Goal
Retype the records below exactly as they appear, but leave out any pictures.
--
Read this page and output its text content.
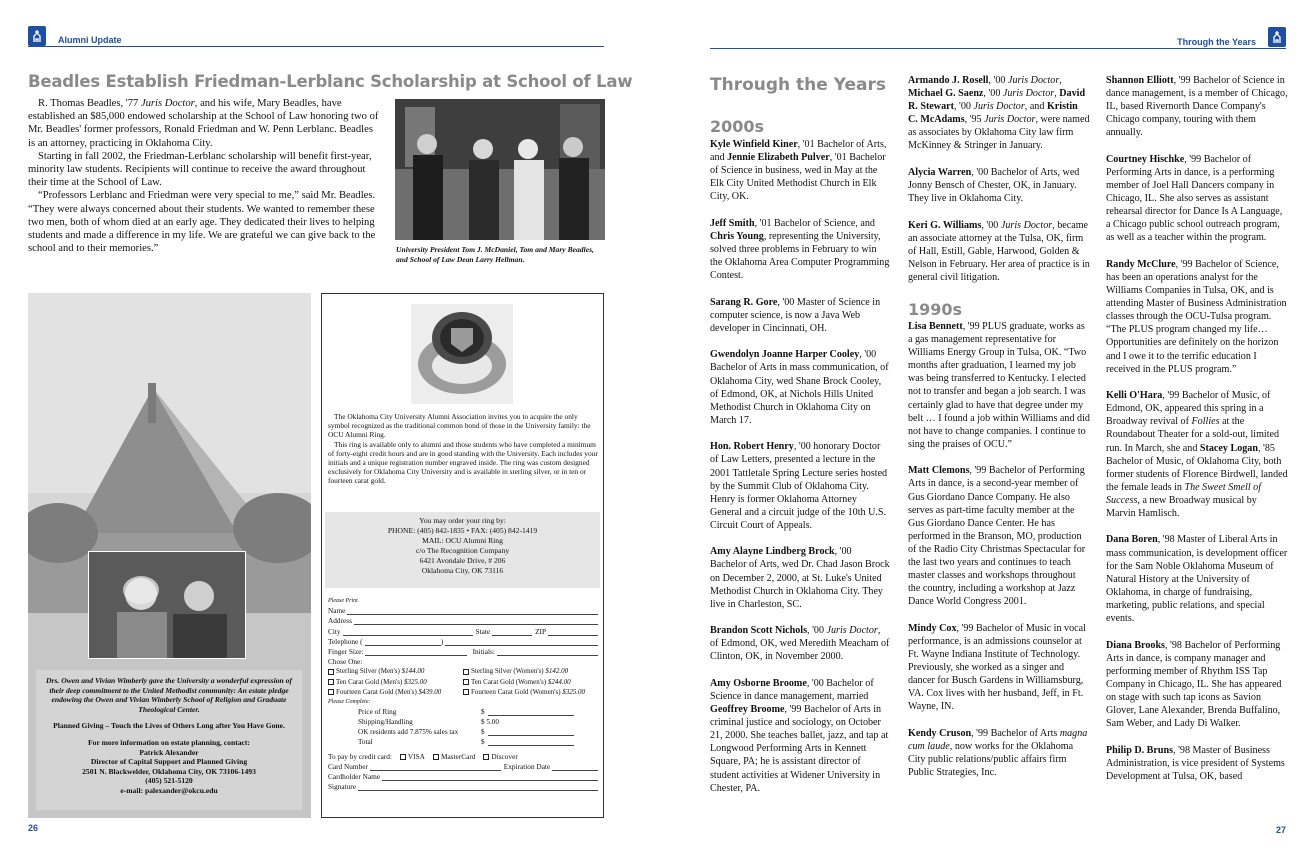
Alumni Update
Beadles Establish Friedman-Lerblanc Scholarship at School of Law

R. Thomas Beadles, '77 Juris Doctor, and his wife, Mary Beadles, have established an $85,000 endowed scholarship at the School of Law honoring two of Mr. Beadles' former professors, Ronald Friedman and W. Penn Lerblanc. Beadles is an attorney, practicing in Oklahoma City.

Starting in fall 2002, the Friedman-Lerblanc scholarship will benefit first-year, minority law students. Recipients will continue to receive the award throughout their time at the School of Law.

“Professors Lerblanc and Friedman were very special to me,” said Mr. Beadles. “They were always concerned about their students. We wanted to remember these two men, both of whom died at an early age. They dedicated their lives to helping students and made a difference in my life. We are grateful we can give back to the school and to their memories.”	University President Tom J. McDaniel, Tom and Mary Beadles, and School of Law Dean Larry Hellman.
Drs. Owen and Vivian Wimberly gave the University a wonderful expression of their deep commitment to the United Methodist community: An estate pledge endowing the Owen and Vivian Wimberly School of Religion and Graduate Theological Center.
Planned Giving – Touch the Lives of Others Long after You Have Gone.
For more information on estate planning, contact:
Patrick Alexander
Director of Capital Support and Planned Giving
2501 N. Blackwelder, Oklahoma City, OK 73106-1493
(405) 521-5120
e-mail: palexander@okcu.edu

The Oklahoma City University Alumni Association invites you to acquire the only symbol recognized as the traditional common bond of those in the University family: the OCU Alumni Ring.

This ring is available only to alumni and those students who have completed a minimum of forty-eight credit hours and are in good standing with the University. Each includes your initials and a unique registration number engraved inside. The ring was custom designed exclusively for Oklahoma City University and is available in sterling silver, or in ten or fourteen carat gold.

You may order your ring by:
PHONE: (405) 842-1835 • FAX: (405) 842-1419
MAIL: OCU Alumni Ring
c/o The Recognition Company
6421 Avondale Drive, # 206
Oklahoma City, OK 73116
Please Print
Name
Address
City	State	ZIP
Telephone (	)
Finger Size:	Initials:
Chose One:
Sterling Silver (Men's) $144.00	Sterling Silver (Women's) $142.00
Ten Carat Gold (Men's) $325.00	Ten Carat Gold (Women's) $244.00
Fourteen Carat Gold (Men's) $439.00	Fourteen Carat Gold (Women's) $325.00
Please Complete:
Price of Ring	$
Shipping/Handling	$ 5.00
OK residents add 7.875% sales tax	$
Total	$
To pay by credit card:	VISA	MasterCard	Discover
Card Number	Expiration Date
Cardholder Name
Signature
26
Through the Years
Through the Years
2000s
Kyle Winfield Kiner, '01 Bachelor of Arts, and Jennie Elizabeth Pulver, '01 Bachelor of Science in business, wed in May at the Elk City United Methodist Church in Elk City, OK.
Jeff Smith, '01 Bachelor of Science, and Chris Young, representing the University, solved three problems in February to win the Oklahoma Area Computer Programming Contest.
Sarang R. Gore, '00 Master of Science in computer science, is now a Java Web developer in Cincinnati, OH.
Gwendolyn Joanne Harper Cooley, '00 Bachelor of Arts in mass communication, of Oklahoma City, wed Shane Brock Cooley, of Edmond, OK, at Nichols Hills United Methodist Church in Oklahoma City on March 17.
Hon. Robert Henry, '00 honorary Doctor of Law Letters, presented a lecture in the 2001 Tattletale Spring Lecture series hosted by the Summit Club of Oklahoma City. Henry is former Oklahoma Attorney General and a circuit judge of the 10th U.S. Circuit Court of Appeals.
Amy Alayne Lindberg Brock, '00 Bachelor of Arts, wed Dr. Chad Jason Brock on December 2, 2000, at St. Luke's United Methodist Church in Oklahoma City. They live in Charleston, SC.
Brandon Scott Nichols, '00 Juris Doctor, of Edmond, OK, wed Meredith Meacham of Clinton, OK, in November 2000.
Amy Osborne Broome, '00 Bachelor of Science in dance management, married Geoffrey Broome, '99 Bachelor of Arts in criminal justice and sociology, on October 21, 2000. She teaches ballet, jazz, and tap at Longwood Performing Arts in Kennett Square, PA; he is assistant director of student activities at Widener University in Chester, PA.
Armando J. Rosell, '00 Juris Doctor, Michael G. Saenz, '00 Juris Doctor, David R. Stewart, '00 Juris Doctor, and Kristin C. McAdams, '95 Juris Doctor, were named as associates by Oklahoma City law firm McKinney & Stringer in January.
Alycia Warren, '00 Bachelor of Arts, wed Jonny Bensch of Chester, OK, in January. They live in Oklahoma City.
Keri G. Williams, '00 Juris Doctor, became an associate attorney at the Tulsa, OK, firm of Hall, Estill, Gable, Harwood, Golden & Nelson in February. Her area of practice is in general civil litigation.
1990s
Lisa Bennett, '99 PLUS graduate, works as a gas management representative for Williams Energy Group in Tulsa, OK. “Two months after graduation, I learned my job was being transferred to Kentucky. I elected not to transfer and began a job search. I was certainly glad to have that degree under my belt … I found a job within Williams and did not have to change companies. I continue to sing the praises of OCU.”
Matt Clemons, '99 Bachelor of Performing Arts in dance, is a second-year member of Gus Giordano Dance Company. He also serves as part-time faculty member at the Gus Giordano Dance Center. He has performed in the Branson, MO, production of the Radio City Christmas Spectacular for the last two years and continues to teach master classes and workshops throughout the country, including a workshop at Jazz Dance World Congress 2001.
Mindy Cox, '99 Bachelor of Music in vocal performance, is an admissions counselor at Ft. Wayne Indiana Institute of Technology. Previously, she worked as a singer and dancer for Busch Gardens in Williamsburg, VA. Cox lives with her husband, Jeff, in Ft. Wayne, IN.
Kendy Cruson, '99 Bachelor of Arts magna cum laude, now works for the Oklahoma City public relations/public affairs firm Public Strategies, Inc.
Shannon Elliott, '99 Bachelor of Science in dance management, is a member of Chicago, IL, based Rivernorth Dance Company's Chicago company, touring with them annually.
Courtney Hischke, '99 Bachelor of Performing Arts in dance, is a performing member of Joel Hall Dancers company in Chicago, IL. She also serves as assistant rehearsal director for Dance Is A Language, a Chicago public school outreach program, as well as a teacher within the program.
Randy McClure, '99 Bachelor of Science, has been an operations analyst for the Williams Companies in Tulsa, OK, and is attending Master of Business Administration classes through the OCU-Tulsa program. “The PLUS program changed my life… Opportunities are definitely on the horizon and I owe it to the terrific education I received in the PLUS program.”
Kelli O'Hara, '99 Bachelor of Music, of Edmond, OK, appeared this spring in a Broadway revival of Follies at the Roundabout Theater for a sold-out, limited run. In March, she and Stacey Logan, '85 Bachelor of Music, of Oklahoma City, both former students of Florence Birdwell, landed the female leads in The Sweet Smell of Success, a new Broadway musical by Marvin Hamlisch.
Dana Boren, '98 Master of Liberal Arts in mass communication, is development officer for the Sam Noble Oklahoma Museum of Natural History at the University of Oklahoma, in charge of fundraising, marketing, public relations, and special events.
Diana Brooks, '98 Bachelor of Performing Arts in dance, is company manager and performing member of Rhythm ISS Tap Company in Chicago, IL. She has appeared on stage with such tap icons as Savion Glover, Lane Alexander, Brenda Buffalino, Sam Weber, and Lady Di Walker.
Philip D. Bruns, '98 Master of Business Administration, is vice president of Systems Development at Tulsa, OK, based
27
--
Response below
Read this page and output its text content.
Alumni Update
Beadles Establish Friedman-Lerblanc Scholarship at School of Law

R. Thomas Beadles, '77 Juris Doctor, and his wife, Mary Beadles, have established an $85,000 endowed scholarship at the School of Law honoring two of Mr. Beadles' former professors, Ronald Friedman and W. Penn Lerblanc. Beadles is an attorney, practicing in Oklahoma City.

Starting in fall 2002, the Friedman-Lerblanc scholarship will benefit first-year, minority law students. Recipients will continue to receive the award throughout their time at the School of Law.

“Professors Lerblanc and Friedman were very special to me,” said Mr. Beadles. “They were always concerned about their students. We wanted to remember these two men, both of whom died at an early age. They dedicated their lives to helping students and made a difference in my life. We are grateful we can give back to the school and to their memories.”	University President Tom J. McDaniel, Tom and Mary Beadles, and School of Law Dean Larry Hellman.
Drs. Owen and Vivian Wimberly gave the University a wonderful expression of their deep commitment to the United Methodist community: An estate pledge endowing the Owen and Vivian Wimberly School of Religion and Graduate Theological Center.
Planned Giving – Touch the Lives of Others Long after You Have Gone.
For more information on estate planning, contact:
Patrick Alexander
Director of Capital Support and Planned Giving
2501 N. Blackwelder, Oklahoma City, OK 73106-1493
(405) 521-5120
e-mail: palexander@okcu.edu

The Oklahoma City University Alumni Association invites you to acquire the only symbol recognized as the traditional common bond of those in the University family: the OCU Alumni Ring.

This ring is available only to alumni and those students who have completed a minimum of forty-eight credit hours and are in good standing with the University. Each includes your initials and a unique registration number engraved inside. The ring was custom designed exclusively for Oklahoma City University and is available in sterling silver, or in ten or fourteen carat gold.

You may order your ring by:
PHONE: (405) 842-1835 • FAX: (405) 842-1419
MAIL: OCU Alumni Ring
c/o The Recognition Company
6421 Avondale Drive, # 206
Oklahoma City, OK 73116
Please Print
Name
Address
City	State	ZIP
Telephone (	)
Finger Size:	Initials:
Chose One:
Sterling Silver (Men's) $144.00	Sterling Silver (Women's) $142.00
Ten Carat Gold (Men's) $325.00	Ten Carat Gold (Women's) $244.00
Fourteen Carat Gold (Men's) $439.00	Fourteen Carat Gold (Women's) $325.00
Please Complete:
Price of Ring	$
Shipping/Handling	$ 5.00
OK residents add 7.875% sales tax	$
Total	$
To pay by credit card:	VISA	MasterCard	Discover
Card Number	Expiration Date
Cardholder Name
Signature
26
Through the Years
Through the Years
2000s
Kyle Winfield Kiner, '01 Bachelor of Arts, and Jennie Elizabeth Pulver, '01 Bachelor of Science in business, wed in May at the Elk City United Methodist Church in Elk City, OK.
Jeff Smith, '01 Bachelor of Science, and Chris Young, representing the University, solved three problems in February to win the Oklahoma Area Computer Programming Contest.
Sarang R. Gore, '00 Master of Science in computer science, is now a Java Web developer in Cincinnati, OH.
Gwendolyn Joanne Harper Cooley, '00 Bachelor of Arts in mass communication, of Oklahoma City, wed Shane Brock Cooley, of Edmond, OK, at Nichols Hills United Methodist Church in Oklahoma City on March 17.
Hon. Robert Henry, '00 honorary Doctor of Law Letters, presented a lecture in the 2001 Tattletale Spring Lecture series hosted by the Summit Club of Oklahoma City. Henry is former Oklahoma Attorney General and a circuit judge of the 10th U.S. Circuit Court of Appeals.
Amy Alayne Lindberg Brock, '00 Bachelor of Arts, wed Dr. Chad Jason Brock on December 2, 2000, at St. Luke's United Methodist Church in Oklahoma City. They live in Charleston, SC.
Brandon Scott Nichols, '00 Juris Doctor, of Edmond, OK, wed Meredith Meacham of Clinton, OK, in November 2000.
Amy Osborne Broome, '00 Bachelor of Science in dance management, married Geoffrey Broome, '99 Bachelor of Arts in criminal justice and sociology, on October 21, 2000. She teaches ballet, jazz, and tap at Longwood Performing Arts in Kennett Square, PA; he is assistant director of student activities at Widener University in Chester, PA.
Armando J. Rosell, '00 Juris Doctor, Michael G. Saenz, '00 Juris Doctor, David R. Stewart, '00 Juris Doctor, and Kristin C. McAdams, '95 Juris Doctor, were named as associates by Oklahoma City law firm McKinney & Stringer in January.
Alycia Warren, '00 Bachelor of Arts, wed Jonny Bensch of Chester, OK, in January. They live in Oklahoma City.
Keri G. Williams, '00 Juris Doctor, became an associate attorney at the Tulsa, OK, firm of Hall, Estill, Gable, Harwood, Golden & Nelson in February. Her area of practice is in general civil litigation.
1990s
Lisa Bennett, '99 PLUS graduate, works as a gas management representative for Williams Energy Group in Tulsa, OK. “Two months after graduation, I learned my job was being transferred to Kentucky. I elected not to transfer and began a job search. I was certainly glad to have that degree under my belt … I found a job within Williams and did not have to change companies. I continue to sing the praises of OCU.”
Matt Clemons, '99 Bachelor of Performing Arts in dance, is a second-year member of Gus Giordano Dance Company. He also serves as part-time faculty member at the Gus Giordano Dance Center. He has performed in the Branson, MO, production of the Radio City Christmas Spectacular for the last two years and continues to teach master classes and workshops throughout the country, including a workshop at Jazz Dance World Congress 2001.
Mindy Cox, '99 Bachelor of Music in vocal performance, is an admissions counselor at Ft. Wayne Indiana Institute of Technology. Previously, she worked as a singer and dancer for Busch Gardens in Williamsburg, VA. Cox lives with her husband, Jeff, in Ft. Wayne, IN.
Kendy Cruson, '99 Bachelor of Arts magna cum laude, now works for the Oklahoma City public relations/public affairs firm Public Strategies, Inc.
Shannon Elliott, '99 Bachelor of Science in dance management, is a member of Chicago, IL, based Rivernorth Dance Company's Chicago company, touring with them annually.
Courtney Hischke, '99 Bachelor of Performing Arts in dance, is a performing member of Joel Hall Dancers company in Chicago, IL. She also serves as assistant rehearsal director for Dance Is A Language, a Chicago public school outreach program, as well as a teacher within the program.
Randy McClure, '99 Bachelor of Science, has been an operations analyst for the Williams Companies in Tulsa, OK, and is attending Master of Business Administration classes through the OCU-Tulsa program. “The PLUS program changed my life… Opportunities are definitely on the horizon and I owe it to the terrific education I received in the PLUS program.”
Kelli O'Hara, '99 Bachelor of Music, of Edmond, OK, appeared this spring in a Broadway revival of Follies at the Roundabout Theater for a sold-out, limited run. In March, she and Stacey Logan, '85 Bachelor of Music, of Oklahoma City, both former students of Florence Birdwell, landed the female leads in The Sweet Smell of Success, a new Broadway musical by Marvin Hamlisch.
Dana Boren, '98 Master of Liberal Arts in mass communication, is development officer for the Sam Noble Oklahoma Museum of Natural History at the University of Oklahoma, in charge of fundraising, marketing, public relations, and special events.
Diana Brooks, '98 Bachelor of Performing Arts in dance, is company manager and performing member of Rhythm ISS Tap Company in Chicago, IL. She has appeared on stage with such tap icons as Savion Glover, Lane Alexander, Brenda Buffalino, Sam Weber, and Lady Di Walker.
Philip D. Bruns, '98 Master of Business Administration, is vice president of Systems Development at Tulsa, OK, based
27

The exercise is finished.